Source records
━━━━
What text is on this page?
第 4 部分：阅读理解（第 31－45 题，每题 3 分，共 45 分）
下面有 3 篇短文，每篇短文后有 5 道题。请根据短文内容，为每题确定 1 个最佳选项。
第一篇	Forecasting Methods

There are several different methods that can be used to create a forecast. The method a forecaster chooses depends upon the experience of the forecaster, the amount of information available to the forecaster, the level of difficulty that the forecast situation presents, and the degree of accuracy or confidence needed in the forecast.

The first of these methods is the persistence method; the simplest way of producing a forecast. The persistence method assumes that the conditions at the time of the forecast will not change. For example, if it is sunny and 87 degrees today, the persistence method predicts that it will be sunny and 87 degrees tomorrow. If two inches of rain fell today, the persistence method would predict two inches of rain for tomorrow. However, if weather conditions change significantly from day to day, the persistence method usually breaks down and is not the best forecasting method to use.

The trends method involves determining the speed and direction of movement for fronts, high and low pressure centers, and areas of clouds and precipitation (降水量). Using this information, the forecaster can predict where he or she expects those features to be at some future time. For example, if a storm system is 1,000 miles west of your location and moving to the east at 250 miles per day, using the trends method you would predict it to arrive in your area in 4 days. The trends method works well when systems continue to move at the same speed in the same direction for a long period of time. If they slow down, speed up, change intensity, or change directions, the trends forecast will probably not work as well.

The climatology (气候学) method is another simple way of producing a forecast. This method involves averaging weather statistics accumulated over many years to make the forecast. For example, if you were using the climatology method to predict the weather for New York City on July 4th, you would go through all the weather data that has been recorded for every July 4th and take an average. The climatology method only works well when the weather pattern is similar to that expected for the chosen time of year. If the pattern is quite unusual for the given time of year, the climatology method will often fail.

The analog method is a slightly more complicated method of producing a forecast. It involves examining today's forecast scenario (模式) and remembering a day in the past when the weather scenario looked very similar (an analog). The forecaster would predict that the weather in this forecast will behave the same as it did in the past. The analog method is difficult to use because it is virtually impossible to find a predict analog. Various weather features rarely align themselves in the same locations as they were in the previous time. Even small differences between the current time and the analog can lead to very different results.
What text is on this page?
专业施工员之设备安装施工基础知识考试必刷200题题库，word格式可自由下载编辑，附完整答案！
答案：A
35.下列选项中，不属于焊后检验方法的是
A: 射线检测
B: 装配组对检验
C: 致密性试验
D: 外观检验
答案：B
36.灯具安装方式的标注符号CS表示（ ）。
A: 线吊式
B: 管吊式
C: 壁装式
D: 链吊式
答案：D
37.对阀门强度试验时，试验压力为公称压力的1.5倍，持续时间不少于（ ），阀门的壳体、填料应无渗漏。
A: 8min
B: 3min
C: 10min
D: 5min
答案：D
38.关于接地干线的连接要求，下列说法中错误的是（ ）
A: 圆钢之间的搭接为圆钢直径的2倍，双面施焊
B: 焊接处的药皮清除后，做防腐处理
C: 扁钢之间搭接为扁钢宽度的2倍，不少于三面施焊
━━━━
Objective:
Retype every record above exactly as written.

The answer:
What text is on this page?
第 4 部分：阅读理解（第 31－45 题，每题 3 分，共 45 分）
下面有 3 篇短文，每篇短文后有 5 道题。请根据短文内容，为每题确定 1 个最佳选项。
第一篇	Forecasting Methods

There are several different methods that can be used to create a forecast. The method a forecaster chooses depends upon the experience of the forecaster, the amount of information available to the forecaster, the level of difficulty that the forecast situation presents, and the degree of accuracy or confidence needed in the forecast.

The first of these methods is the persistence method; the simplest way of producing a forecast. The persistence method assumes that the conditions at the time of the forecast will not change. For example, if it is sunny and 87 degrees today, the persistence method predicts that it will be sunny and 87 degrees tomorrow. If two inches of rain fell today, the persistence method would predict two inches of rain for tomorrow. However, if weather conditions change significantly from day to day, the persistence method usually breaks down and is not the best forecasting method to use.

The trends method involves determining the speed and direction of movement for fronts, high and low pressure centers, and areas of clouds and precipitation (降水量). Using this information, the forecaster can predict where he or she expects those features to be at some future time. For example, if a storm system is 1,000 miles west of your location and moving to the east at 250 miles per day, using the trends method you would predict it to arrive in your area in 4 days. The trends method works well when systems continue to move at the same speed in the same direction for a long period of time. If they slow down, speed up, change intensity, or change directions, the trends forecast will probably not work as well.

The climatology (气候学) method is another simple way of producing a forecast. This method involves averaging weather statistics accumulated over many years to make the forecast. For example, if you were using the climatology method to predict the weather for New York City on July 4th, you would go through all the weather data that has been recorded for every July 4th and take an average. The climatology method only works well when the weather pattern is similar to that expected for the chosen time of year. If the pattern is quite unusual for the given time of year, the climatology method will often fail.

The analog method is a slightly more complicated method of producing a forecast. It involves examining today's forecast scenario (模式) and remembering a day in the past when the weather scenario looked very similar (an analog). The forecaster would predict that the weather in this forecast will behave the same as it did in the past. The analog method is difficult to use because it is virtually impossible to find a predict analog. Various weather features rarely align themselves in the same locations as they were in the previous time. Even small differences between the current time and the analog can lead to very different results.
What text is on this page?
专业施工员之设备安装施工基础知识考试必刷200题题库，word格式可自由下载编辑，附完整答案！
答案：A
35.下列选项中，不属于焊后检验方法的是
A: 射线检测
B: 装配组对检验
C: 致密性试验
D: 外观检验
答案：B
36.灯具安装方式的标注符号CS表示（ ）。
A: 线吊式
B: 管吊式
C: 壁装式
D: 链吊式
答案：D
37.对阀门强度试验时，试验压力为公称压力的1.5倍，持续时间不少于（ ），阀门的壳体、填料应无渗漏。
A: 8min
B: 3min
C: 10min
D: 5min
答案：D
38.关于接地干线的连接要求，下列说法中错误的是（ ）
A: 圆钢之间的搭接为圆钢直径的2倍，双面施焊
B: 焊接处的药皮清除后，做防腐处理
C: 扁钢之间搭接为扁钢宽度的2倍，不少于三面施焊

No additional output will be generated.